» **Dataset records**:

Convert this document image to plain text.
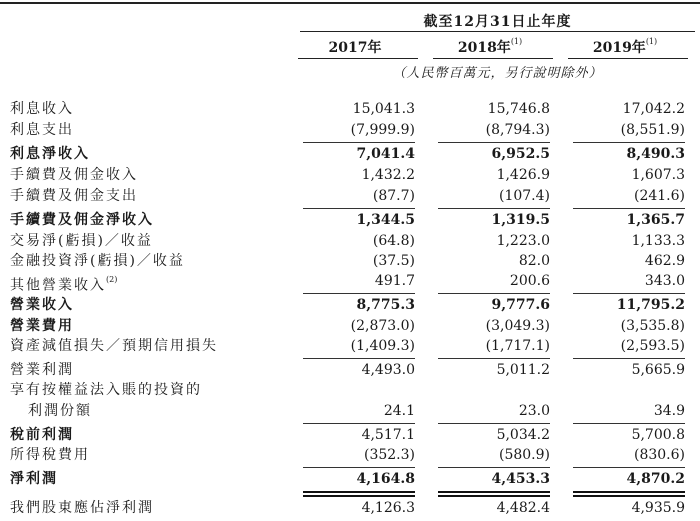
截至12月31日止年度
2017年	2018年$^{(1)}$	2019年$^{(1)}$
（人民幣百萬元，另行說明除外）
利息收入	15,041.3	15,746.8	17,042.2
利息支出	(7,999.9)	(8,794.3)	(8,551.9)
利息淨收入	7,041.4	6,952.5	8,490.3
手續費及佣金收入	1,432.2	1,426.9	1,607.3
手續費及佣金支出	(87.7)	(107.4)	(241.6)
手續費及佣金淨收入	1,344.5	1,319.5	1,365.7
交易淨(虧損)／收益	(64.8)	1,223.0	1,133.3
金融投資淨(虧損)／收益	(37.5)	82.0	462.9
其他營業收入$^{(2)}$	491.7	200.6	343.0
營業收入	8,775.3	9,777.6	11,795.2
營業費用	(2,873.0)	(3,049.3)	(3,535.8)
資產減值損失／預期信用損失	(1,409.3)	(1,717.1)	(2,593.5)
營業利潤	4,493.0	5,011.2	5,665.9
享有按權益法入賬的投資的
利潤份額	24.1	23.0	34.9
稅前利潤	4,517.1	5,034.2	5,700.8
所得稅費用	(352.3)	(580.9)	(830.6)
淨利潤	4,164.8	4,453.3	4,870.2
我們股東應佔淨利潤	4,126.3	4,482.4	4,935.9
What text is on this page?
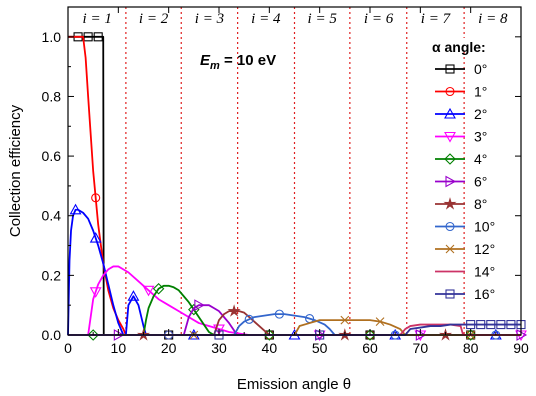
i = 1 i = 2 i = 3 i = 4 i = 5 i = 6 i = 7 i = 8
0	10 20 30 40 50 60 70 80 90
0.0
0.2
0.4
0.6
0.8
1.0
Emission angle θ
Collection efficiency
$E_m = 10$ eV
α angle:
0°
1°
2°
3°
4°
6°
8°
10°
12°
14°
16°
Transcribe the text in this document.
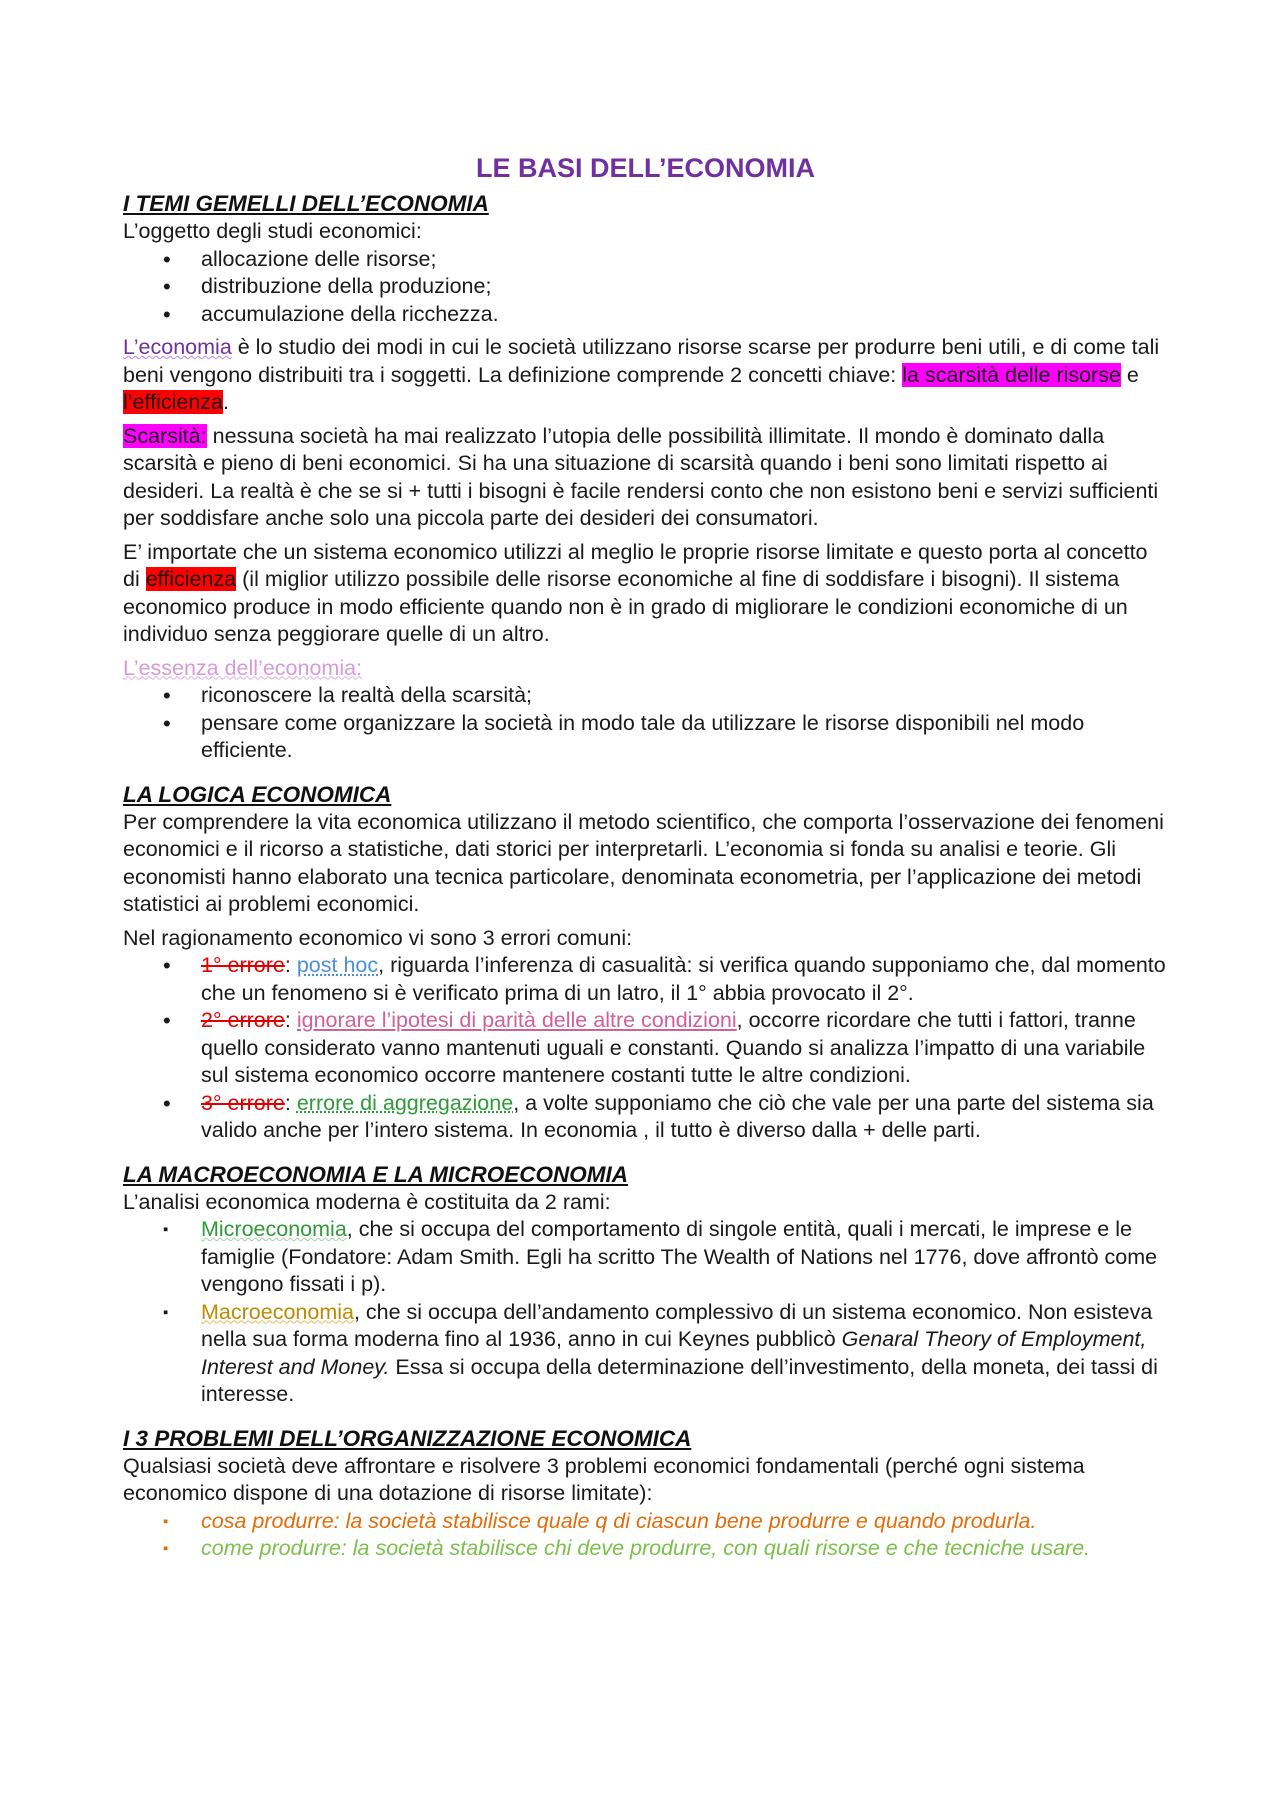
LE BASI DELL’ECONOMIA
I TEMI GEMELLI DELL’ECONOMIA

L’oggetto degli studi economici:

• allocazione delle risorse;
• distribuzione della produzione;
• accumulazione della ricchezza.

L’economia è lo studio dei modi in cui le società utilizzano risorse scarse per produrre beni utili, e di come tali beni vengono distribuiti tra i soggetti. La definizione comprende 2 concetti chiave: la scarsità delle risorse e l’efficienza.

Scarsità: nessuna società ha mai realizzato l’utopia delle possibilità illimitate. Il mondo è dominato dalla scarsità e pieno di beni economici. Si ha una situazione di scarsità quando i beni sono limitati rispetto ai desideri. La realtà è che se si + tutti i bisogni è facile rendersi conto che non esistono beni e servizi sufficienti per soddisfare anche solo una piccola parte dei desideri dei consumatori.

E’ importate che un sistema economico utilizzi al meglio le proprie risorse limitate e questo porta al concetto di efficienza (il miglior utilizzo possibile delle risorse economiche al fine di soddisfare i bisogni). Il sistema economico produce in modo efficiente quando non è in grado di migliorare le condizioni economiche di un individuo senza peggiorare quelle di un altro.

L’essenza dell’economia:

• riconoscere la realtà della scarsità;
• pensare come organizzare la società in modo tale da utilizzare le risorse disponibili nel modo efficiente.
LA LOGICA ECONOMICA

Per comprendere la vita economica utilizzano il metodo scientifico, che comporta l’osservazione dei fenomeni economici e il ricorso a statistiche, dati storici per interpretarli. L’economia si fonda su analisi e teorie. Gli economisti hanno elaborato una tecnica particolare, denominata econometria, per l’applicazione dei metodi statistici ai problemi economici.

Nel ragionamento economico vi sono 3 errori comuni:

• 1° errore: post hoc, riguarda l’inferenza di casualità: si verifica quando supponiamo che, dal momento che un fenomeno si è verificato prima di un latro, il 1° abbia provocato il 2°.
• 2° errore: ignorare l’ipotesi di parità delle altre condizioni, occorre ricordare che tutti i fattori, tranne quello considerato vanno mantenuti uguali e constanti. Quando si analizza l’impatto di una variabile sul sistema economico occorre mantenere costanti tutte le altre condizioni.
• 3° errore: errore di aggregazione, a volte supponiamo che ciò che vale per una parte del sistema sia valido anche per l’intero sistema. In economia , il tutto è diverso dalla + delle parti.
LA MACROECONOMIA E LA MICROECONOMIA

L’analisi economica moderna è costituita da 2 rami:

▪ Microeconomia, che si occupa del comportamento di singole entità, quali i mercati, le imprese e le famiglie (Fondatore: Adam Smith. Egli ha scritto The Wealth of Nations nel 1776, dove affrontò come vengono fissati i p).
▪ Macroeconomia, che si occupa dell’andamento complessivo di un sistema economico. Non esisteva nella sua forma moderna fino al 1936, anno in cui Keynes pubblicò Genaral Theory of Employment, Interest and Money. Essa si occupa della determinazione dell’investimento, della moneta, dei tassi di interesse.
I 3 PROBLEMI DELL’ORGANIZZAZIONE ECONOMICA

Qualsiasi società deve affrontare e risolvere 3 problemi economici fondamentali (perché ogni sistema economico dispone di una dotazione di risorse limitate):

▪ cosa produrre: la società stabilisce quale q di ciascun bene produrre e quando produrla.
▪ come produrre: la società stabilisce chi deve produrre, con quali risorse e che tecniche usare.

» **The problem**:
Report all lines of the data that include the word "della".

» **Answer**:
• distribuzione della produzione;
• accumulazione della ricchezza.
• riconoscere la realtà della scarsità;
▪ Macroeconomia, che si occupa dell’andamento complessivo di un sistema economico. Non esisteva nella sua forma moderna fino al 1936, anno in cui Keynes pubblicò Genaral Theory of Employment, Interest and Money. Essa si occupa della determinazione dell’investimento, della moneta, dei tassi di interesse.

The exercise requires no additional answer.